Lines containing the string "soul" are to be counted; report only how many there are.

______

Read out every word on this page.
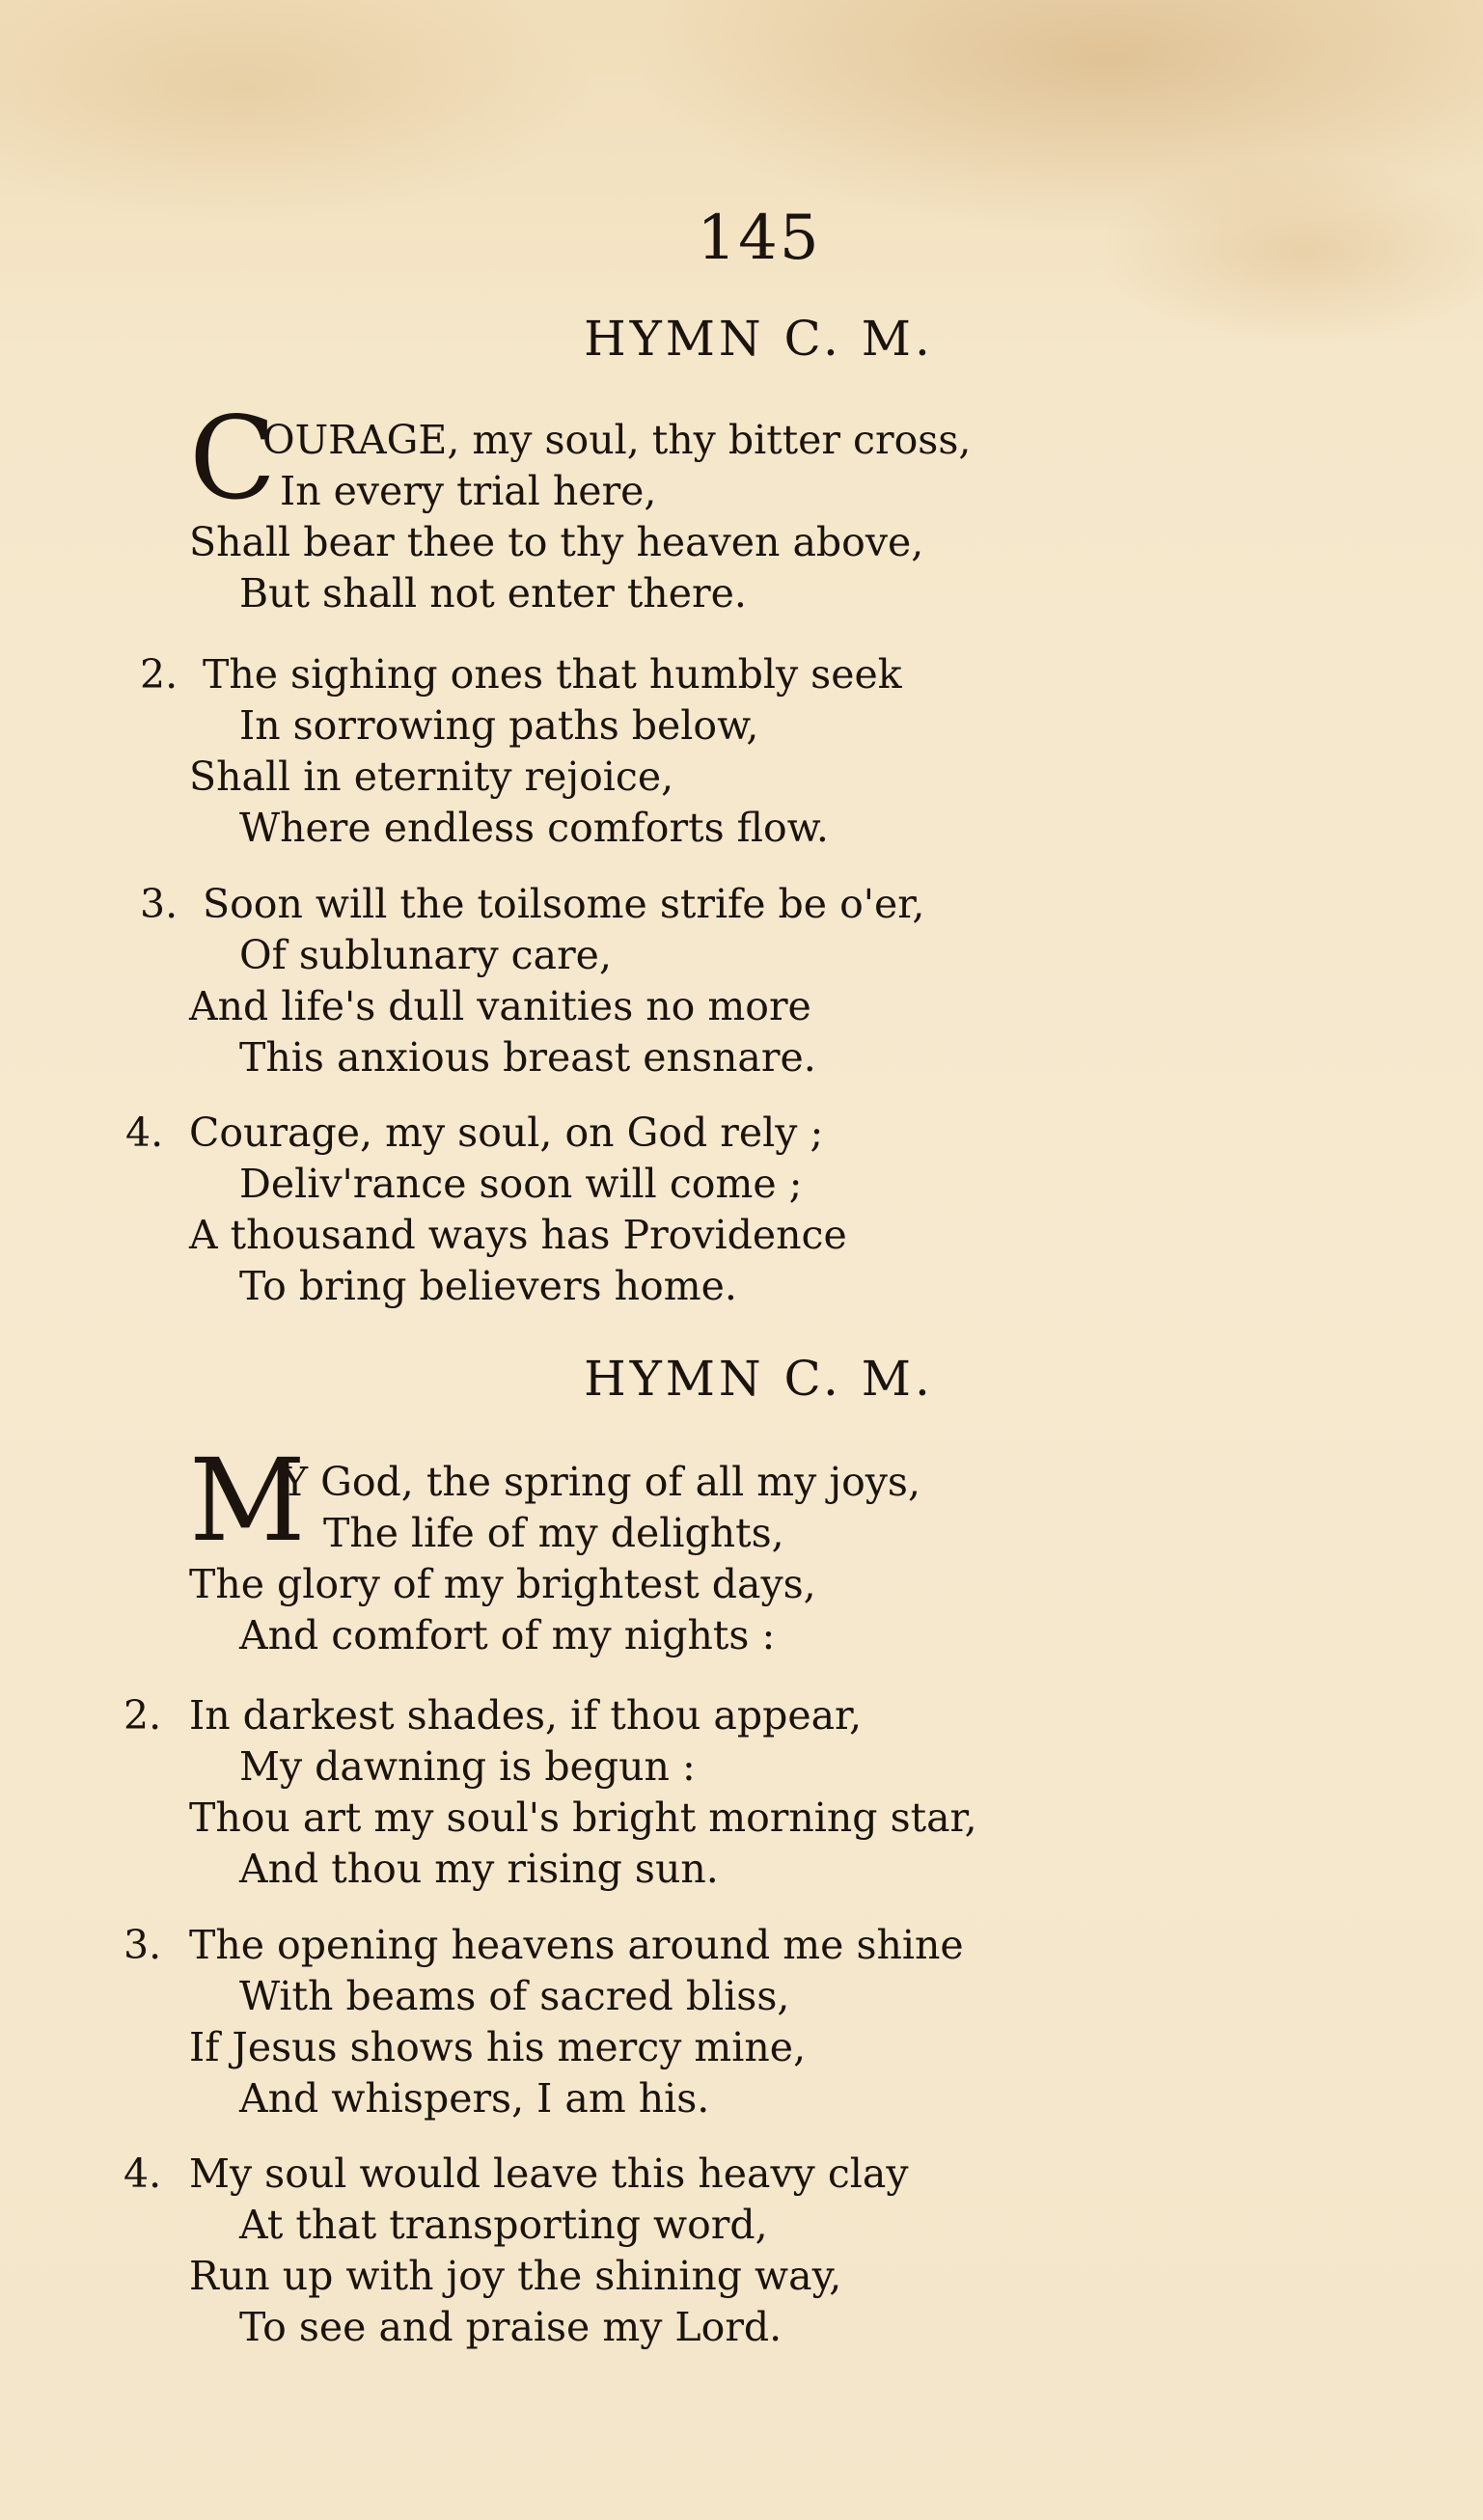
145
HYMN C. M.
C
OURAGE, my soul, thy bitter cross,
In every trial here,
Shall bear thee to thy heaven above,
But shall not enter there.
2. The sighing ones that humbly seek
In sorrowing paths below,
Shall in eternity rejoice,
Where endless comforts flow.
3. Soon will the toilsome strife be o'er,
Of sublunary care,
And life's dull vanities no more
This anxious breast ensnare.
4. Courage, my soul, on God rely ;
Deliv'rance soon will come ;
A thousand ways has Providence
To bring believers home.
HYMN C. M.
M
Y God, the spring of all my joys,
The life of my delights,
The glory of my brightest days,
And comfort of my nights :
2. In darkest shades, if thou appear,
My dawning is begun :
Thou art my soul's bright morning star,
And thou my rising sun.
3. The opening heavens around me shine
With beams of sacred bliss,
If Jesus shows his mercy mine,
And whispers, I am his.
4. My soul would leave this heavy clay
At that transporting word,
Run up with joy the shining way,
To see and praise my Lord.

______

* **REPLY**: 4